▸ Text section:
-- start --

What is the difference between Operating System Filesystem(Local Filesystem) and
HDFS Filesystem?
--> Operating System Filesystem starts as part operating system process
--> We can increase or we cannot decrease size of Operating System filesize
--> But HDFS is Userspace Filesystem, it will start after Operating system started, 
	it is a user process so we can increase or decrease hdfs filesystem size. It  is 
	under user control.
	
What is Block?
--------------
--> It is chunk or peace of data.
--> When client loads data into hdfs filesystem, data divided into multiple blocks.
--> Each block placed in different machine.	
--> The default block size is until  hadoop 1.x -- 64 MB	
	from hadoop 2.x -- 128MB
--> This is configurable, we can increase or we can decrease block size in 
	hdfs-site.xml -- (https://hadoop.apache.org/docs/r2.4.1/hadoop-project-dist/hadoop-hdfs/hdfs-default.xml)
 
    name:dfs.blocksize
	value:
--> We can increase as multiples of block size
	64+64+64+64+64
	128+128+128+128
--> In Operating System block size is 4 KB
	Latest Block 8KB

What is the advantage of large block size?
--------------------------------------------
--> reading/seeeking time is very faster.


What is Replication or What is Replication-Factor?
---------------------------------------------------
--> Replication means -- duplicate copy
--> Replication-Factor -- how many duplicate copies of block
--> By default hadoop create "3" replicas.
--> We can increase or decrease replication-factor.
	In hdfs-site.xml
	name: dfs.replication-factor
	value: 3
--> The main advantage of replication is we can solve fault-tolerance
    even we can access hdfs filesystem if any machine down or fail or crash	
	
Under Replication:-
-------------------
--> The blocks under < Replication-Factor is called "Under Replicated Blocks"
--> Assume DataNode 3 is failed, the blocks under failed node comes into  under 
	"Under Replication" block.
--> NameNode maintains undereplicvated blocks information in NameNode machine.	
--> Then NameNode will ask DataNode machines to replicate "underreplicated blocks"
--> Assume DataNode accepted to replicate "b3" and DataNode2 accepted to replicate 
	block1.
--> At any point of time NameNode tries to maintain replication-factor.

Over Replication:-
-------------------
--> The blocks which are > replication is called "Over Replicated" blocks.
--> NameNode wil ask 
	For Block1 -- DataNode1,2,3,5 to remove block1.
	For Block3 -- DataNode1,3,4 and 5 to remove block1.
	Assume DataNode 3 accepted to remove Block 1, 3
--> At any point of time NameNode tries to maintain replication-factor.
==================================================================================
HDFS Write Flow:-
-----------------
--> When client wants to write file into HDFS filesystem client will perform
	HDFS Write Flow.
--> First Client Communicate with NameNode and ngets the blocks and DataNodes 
	information and writes into HDFS Filesystem.
	
HDFS Read Flow:-
-----------------
--> When client want to read HDFS filesystem
	may HDFS CLI Command
		MapReduce
		Pig
		Hive
		ect...
--> First Client Communicates with NameNode and gets Filesystem metadata
--> NameNode return Metadata like
	f1--b1--1,3,5
	f1--b2--2,4,6
	f1--b3--3,4,5
	
--> Client reads 
		b1 from DataNode1
		b2 from DataNode2
		b3 from DataNode3

-- end --

▸ Source records:
-- start --

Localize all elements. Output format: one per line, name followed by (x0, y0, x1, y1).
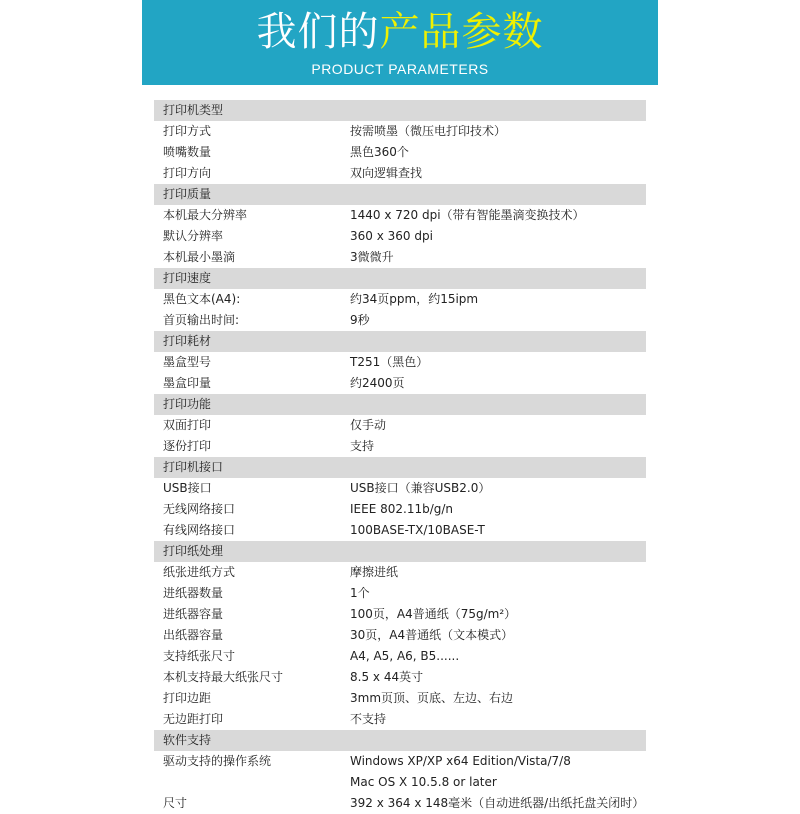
spec-label: 黑色文本(A4): (163, 292, 241, 306)
spec-label: 本机最小墨滴 (163, 250, 236, 264)
spec-row (154, 520, 646, 541)
section-title: 打印机类型 (163, 103, 224, 117)
spec-value: 双向逻辑查找 (350, 166, 423, 180)
spec-row (154, 709, 646, 730)
spec-value: 支持 (350, 439, 375, 453)
spec-value: 3微微升 (350, 250, 394, 264)
spec-value: T251（黑色） (350, 355, 429, 369)
spec-label: 有线网络接口 (163, 523, 236, 537)
spec-label: 本机支持最大纸张尺寸 (163, 670, 284, 684)
page-subtitle: PRODUCT PARAMETERS (311, 61, 489, 77)
spec-label: 无边距打印 (163, 712, 224, 726)
spec-label: 逐份打印 (163, 439, 212, 453)
section-header-row (154, 100, 646, 121)
spec-value: A4, A5, A6, B5...... (350, 649, 460, 663)
spec-row (154, 373, 646, 394)
spec-table (154, 100, 646, 814)
spec-label: 驱动支持的操作系统 (163, 754, 272, 768)
spec-value: 100BASE-TX/10BASE-T (350, 523, 485, 537)
spec-label: 默认分辨率 (163, 229, 224, 243)
spec-row (154, 646, 646, 667)
spec-label: 本机最大分辨率 (163, 208, 248, 222)
spec-label: 打印边距 (163, 691, 212, 705)
spec-row (154, 352, 646, 373)
spec-label: 进纸器数量 (163, 586, 224, 600)
spec-row (154, 247, 646, 268)
spec-label: USB接口 (163, 481, 212, 495)
section-title: 打印速度 (163, 271, 212, 285)
spec-value: 约2400页 (350, 376, 405, 390)
spec-label: 双面打印 (163, 418, 212, 432)
title-prefix: 我们的 (256, 9, 380, 55)
spec-row (154, 289, 646, 310)
spec-row (154, 205, 646, 226)
spec-value: 仅手动 (350, 418, 387, 432)
spec-row (154, 415, 646, 436)
page-title (142, 8, 658, 56)
section-header-row (154, 730, 646, 751)
spec-row (154, 625, 646, 646)
section-header-row (154, 184, 646, 205)
section-header-row (154, 394, 646, 415)
section-title: 打印功能 (163, 397, 212, 411)
section-title: 打印纸处理 (163, 544, 224, 558)
spec-value: 1个 (350, 586, 370, 600)
spec-label: 支持纸张尺寸 (163, 649, 236, 663)
spec-label: 墨盒型号 (163, 355, 212, 369)
spec-row (154, 667, 646, 688)
section-title: 打印耗材 (163, 334, 212, 348)
section-header-row (154, 268, 646, 289)
spec-label: 纸张进纸方式 (163, 565, 236, 579)
spec-label: 打印方式 (163, 124, 212, 138)
spec-value: USB接口（兼容USB2.0） (350, 481, 491, 495)
spec-value: 3mm页顶、页底、左边、右边 (350, 691, 514, 705)
spec-label: 墨盒印量 (163, 376, 212, 390)
spec-label: 出纸器容量 (163, 628, 224, 642)
spec-row (154, 310, 646, 331)
spec-row (154, 751, 646, 772)
spec-value: 黑色360个 (350, 145, 409, 159)
spec-label: 打印方向 (163, 166, 212, 180)
spec-value: 约34页ppm，约15ipm (350, 292, 479, 306)
spec-row (154, 562, 646, 583)
spec-value: 360 x 360 dpi (350, 229, 433, 243)
spec-row (154, 142, 646, 163)
spec-value: IEEE 802.11b/g/n (350, 502, 454, 516)
spec-value: Windows XP/XP x64 Edition/Vista/7/8 (350, 754, 571, 768)
spec-row (154, 793, 646, 814)
title-highlight: 产品参数 (379, 9, 544, 55)
spec-row (154, 478, 646, 499)
spec-label: 进纸器容量 (163, 607, 224, 621)
section-header-row (154, 457, 646, 478)
spec-value: 不支持 (350, 712, 387, 726)
spec-value: 1440 x 720 dpi（带有智能墨滴变换技术） (350, 208, 585, 222)
spec-row (154, 772, 646, 793)
spec-value: 按需喷墨（微压电打印技术） (350, 124, 507, 138)
spec-row (154, 163, 646, 184)
spec-row (154, 436, 646, 457)
section-header-row (154, 331, 646, 352)
spec-label: 喷嘴数量 (163, 145, 212, 159)
section-title: 打印质量 (163, 187, 212, 201)
spec-value: Mac OS X 10.5.8 or later (350, 775, 497, 789)
spec-row (154, 583, 646, 604)
spec-row (154, 226, 646, 247)
spec-value: 摩擦进纸 (350, 565, 399, 579)
spec-value: 100页，A4普通纸（75g/m²） (350, 607, 517, 621)
spec-value: 30页，A4普通纸（文本模式） (350, 628, 514, 642)
spec-value: 8.5 x 44英寸 (350, 670, 424, 684)
spec-value: 9秒 (350, 313, 370, 327)
spec-value: 392 x 364 x 148毫米（自动进纸器/出纸托盘关闭时） (350, 796, 645, 810)
section-title: 软件支持 (163, 733, 212, 747)
spec-row (154, 688, 646, 709)
spec-row (154, 499, 646, 520)
section-title: 打印机接口 (163, 460, 224, 474)
spec-row (154, 604, 646, 625)
spec-label: 尺寸 (163, 796, 188, 810)
spec-label: 无线网络接口 (163, 502, 236, 516)
spec-row (154, 121, 646, 142)
header-banner (142, 0, 658, 85)
spec-label: 首页输出时间: (163, 313, 240, 327)
section-header-row (154, 541, 646, 562)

-- end --

▸ Jobs:
1. Rewrite the HDFS notes between "What is Block?" and "in different machine.", inclusive, changing "chunk" to "portion".
2. Please copy the lines of the listing between the lines holding "spec-label: 黑色文本(A4): (163, 292, 241, 306)" and "spec-label: 默认分辨率 (163, 229, 224, 243)", inclusive, unchanged.

▸ Expected answers:
1.
What is Block?
--------------
--> It is portion or peace of data.
--> When client loads data into hdfs filesystem, data divided into multiple blocks.
--> Each block placed in different machine.

2.
spec-label: 黑色文本(A4): (163, 292, 241, 306)
spec-label: 本机最小墨滴 (163, 250, 236, 264)
spec-row (154, 520, 646, 541)
section-title: 打印机类型 (163, 103, 224, 117)
spec-value: 双向逻辑查找 (350, 166, 423, 180)
spec-row (154, 709, 646, 730)
spec-value: 支持 (350, 439, 375, 453)
spec-value: 3微微升 (350, 250, 394, 264)
spec-value: T251（黑色） (350, 355, 429, 369)
spec-label: 有线网络接口 (163, 523, 236, 537)
spec-label: 本机支持最大纸张尺寸 (163, 670, 284, 684)
page-subtitle: PRODUCT PARAMETERS (311, 61, 489, 77)
spec-label: 无边距打印 (163, 712, 224, 726)
spec-label: 逐份打印 (163, 439, 212, 453)
section-header-row (154, 100, 646, 121)
spec-value: A4, A5, A6, B5...... (350, 649, 460, 663)
spec-row (154, 373, 646, 394)
spec-table (154, 100, 646, 814)
spec-label: 驱动支持的操作系统 (163, 754, 272, 768)
spec-value: 100BASE-TX/10BASE-T (350, 523, 485, 537)
spec-label: 默认分辨率 (163, 229, 224, 243)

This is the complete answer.